=== Task material ===
━━━
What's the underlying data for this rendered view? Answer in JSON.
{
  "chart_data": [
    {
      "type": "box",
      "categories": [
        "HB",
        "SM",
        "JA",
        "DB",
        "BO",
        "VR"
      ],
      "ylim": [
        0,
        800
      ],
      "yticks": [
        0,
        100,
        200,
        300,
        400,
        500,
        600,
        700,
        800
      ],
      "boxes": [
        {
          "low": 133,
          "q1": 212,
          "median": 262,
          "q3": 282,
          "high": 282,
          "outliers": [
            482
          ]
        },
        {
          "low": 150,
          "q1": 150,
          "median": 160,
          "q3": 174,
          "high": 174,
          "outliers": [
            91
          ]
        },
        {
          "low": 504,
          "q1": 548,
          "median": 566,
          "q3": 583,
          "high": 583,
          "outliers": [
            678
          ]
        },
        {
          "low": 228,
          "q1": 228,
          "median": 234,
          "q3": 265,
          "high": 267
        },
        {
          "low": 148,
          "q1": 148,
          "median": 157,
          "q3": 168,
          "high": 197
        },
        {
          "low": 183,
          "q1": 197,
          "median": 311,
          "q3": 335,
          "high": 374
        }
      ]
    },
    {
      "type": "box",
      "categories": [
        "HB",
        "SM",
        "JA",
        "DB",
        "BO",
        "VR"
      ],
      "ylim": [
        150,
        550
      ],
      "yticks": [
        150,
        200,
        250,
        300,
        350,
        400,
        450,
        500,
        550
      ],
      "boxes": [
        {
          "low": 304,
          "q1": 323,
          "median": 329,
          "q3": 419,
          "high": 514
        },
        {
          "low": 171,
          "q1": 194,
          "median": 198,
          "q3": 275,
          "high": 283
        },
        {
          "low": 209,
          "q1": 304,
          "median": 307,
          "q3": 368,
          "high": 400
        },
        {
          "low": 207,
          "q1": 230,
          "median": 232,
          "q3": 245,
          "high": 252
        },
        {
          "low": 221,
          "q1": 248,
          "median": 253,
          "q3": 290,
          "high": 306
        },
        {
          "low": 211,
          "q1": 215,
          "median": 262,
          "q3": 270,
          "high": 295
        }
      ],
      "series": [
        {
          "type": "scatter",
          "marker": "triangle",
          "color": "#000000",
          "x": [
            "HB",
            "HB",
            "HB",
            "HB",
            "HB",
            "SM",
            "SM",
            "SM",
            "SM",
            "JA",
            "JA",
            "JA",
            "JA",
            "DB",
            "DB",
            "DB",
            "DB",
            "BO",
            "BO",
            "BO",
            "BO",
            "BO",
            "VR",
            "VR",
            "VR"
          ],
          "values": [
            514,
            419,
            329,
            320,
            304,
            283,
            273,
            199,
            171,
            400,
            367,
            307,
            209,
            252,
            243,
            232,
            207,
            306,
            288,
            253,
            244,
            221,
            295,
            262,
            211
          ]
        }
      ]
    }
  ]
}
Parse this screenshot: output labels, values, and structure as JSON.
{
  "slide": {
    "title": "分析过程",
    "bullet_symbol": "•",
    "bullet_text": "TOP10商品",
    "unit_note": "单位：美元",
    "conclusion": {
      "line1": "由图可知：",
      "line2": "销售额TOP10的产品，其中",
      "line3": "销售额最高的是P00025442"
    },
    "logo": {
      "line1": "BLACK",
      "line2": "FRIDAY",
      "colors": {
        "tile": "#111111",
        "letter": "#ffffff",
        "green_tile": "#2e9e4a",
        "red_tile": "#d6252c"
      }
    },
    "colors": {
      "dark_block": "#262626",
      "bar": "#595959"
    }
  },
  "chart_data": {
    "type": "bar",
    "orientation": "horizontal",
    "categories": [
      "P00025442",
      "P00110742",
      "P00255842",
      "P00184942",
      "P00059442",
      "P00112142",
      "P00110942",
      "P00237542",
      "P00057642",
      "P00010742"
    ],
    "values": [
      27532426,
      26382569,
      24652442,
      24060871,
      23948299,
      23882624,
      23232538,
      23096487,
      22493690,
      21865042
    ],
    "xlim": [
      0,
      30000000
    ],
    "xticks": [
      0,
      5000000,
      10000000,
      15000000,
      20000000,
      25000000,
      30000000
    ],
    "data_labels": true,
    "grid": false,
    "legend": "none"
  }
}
━━━
=== Written instruction ===
Copy each record from above without leaving any out.

=== Output of the exercise ===
What's the underlying data for this rendered view? Answer in JSON.
{
  "chart_data": [
    {
      "type": "box",
      "categories": [
        "HB",
        "SM",
        "JA",
        "DB",
        "BO",
        "VR"
      ],
      "ylim": [
        0,
        800
      ],
      "yticks": [
        0,
        100,
        200,
        300,
        400,
        500,
        600,
        700,
        800
      ],
      "boxes": [
        {
          "low": 133,
          "q1": 212,
          "median": 262,
          "q3": 282,
          "high": 282,
          "outliers": [
            482
          ]
        },
        {
          "low": 150,
          "q1": 150,
          "median": 160,
          "q3": 174,
          "high": 174,
          "outliers": [
            91
          ]
        },
        {
          "low": 504,
          "q1": 548,
          "median": 566,
          "q3": 583,
          "high": 583,
          "outliers": [
            678
          ]
        },
        {
          "low": 228,
          "q1": 228,
          "median": 234,
          "q3": 265,
          "high": 267
        },
        {
          "low": 148,
          "q1": 148,
          "median": 157,
          "q3": 168,
          "high": 197
        },
        {
          "low": 183,
          "q1": 197,
          "median": 311,
          "q3": 335,
          "high": 374
        }
      ]
    },
    {
      "type": "box",
      "categories": [
        "HB",
        "SM",
        "JA",
        "DB",
        "BO",
        "VR"
      ],
      "ylim": [
        150,
        550
      ],
      "yticks": [
        150,
        200,
        250,
        300,
        350,
        400,
        450,
        500,
        550
      ],
      "boxes": [
        {
          "low": 304,
          "q1": 323,
          "median": 329,
          "q3": 419,
          "high": 514
        },
        {
          "low": 171,
          "q1": 194,
          "median": 198,
          "q3": 275,
          "high": 283
        },
        {
          "low": 209,
          "q1": 304,
          "median": 307,
          "q3": 368,
          "high": 400
        },
        {
          "low": 207,
          "q1": 230,
          "median": 232,
          "q3": 245,
          "high": 252
        },
        {
          "low": 221,
          "q1": 248,
          "median": 253,
          "q3": 290,
          "high": 306
        },
        {
          "low": 211,
          "q1": 215,
          "median": 262,
          "q3": 270,
          "high": 295
        }
      ],
      "series": [
        {
          "type": "scatter",
          "marker": "triangle",
          "color": "#000000",
          "x": [
            "HB",
            "HB",
            "HB",
            "HB",
            "HB",
            "SM",
            "SM",
            "SM",
            "SM",
            "JA",
            "JA",
            "JA",
            "JA",
            "DB",
            "DB",
            "DB",
            "DB",
            "BO",
            "BO",
            "BO",
            "BO",
            "BO",
            "VR",
            "VR",
            "VR"
          ],
          "values": [
            514,
            419,
            329,
            320,
            304,
            283,
            273,
            199,
            171,
            400,
            367,
            307,
            209,
            252,
            243,
            232,
            207,
            306,
            288,
            253,
            244,
            221,
            295,
            262,
            211
          ]
        }
      ]
    }
  ]
}
Parse this screenshot: output labels, values, and structure as JSON.
{
  "slide": {
    "title": "分析过程",
    "bullet_symbol": "•",
    "bullet_text": "TOP10商品",
    "unit_note": "单位：美元",
    "conclusion": {
      "line1": "由图可知：",
      "line2": "销售额TOP10的产品，其中",
      "line3": "销售额最高的是P00025442"
    },
    "logo": {
      "line1": "BLACK",
      "line2": "FRIDAY",
      "colors": {
        "tile": "#111111",
        "letter": "#ffffff",
        "green_tile": "#2e9e4a",
        "red_tile": "#d6252c"
      }
    },
    "colors": {
      "dark_block": "#262626",
      "bar": "#595959"
    }
  },
  "chart_data": {
    "type": "bar",
    "orientation": "horizontal",
    "categories": [
      "P00025442",
      "P00110742",
      "P00255842",
      "P00184942",
      "P00059442",
      "P00112142",
      "P00110942",
      "P00237542",
      "P00057642",
      "P00010742"
    ],
    "values": [
      27532426,
      26382569,
      24652442,
      24060871,
      23948299,
      23882624,
      23232538,
      23096487,
      22493690,
      21865042
    ],
    "xlim": [
      0,
      30000000
    ],
    "xticks": [
      0,
      5000000,
      10000000,
      15000000,
      20000000,
      25000000,
      30000000
    ],
    "data_labels": true,
    "grid": false,
    "legend": "none"
  }
}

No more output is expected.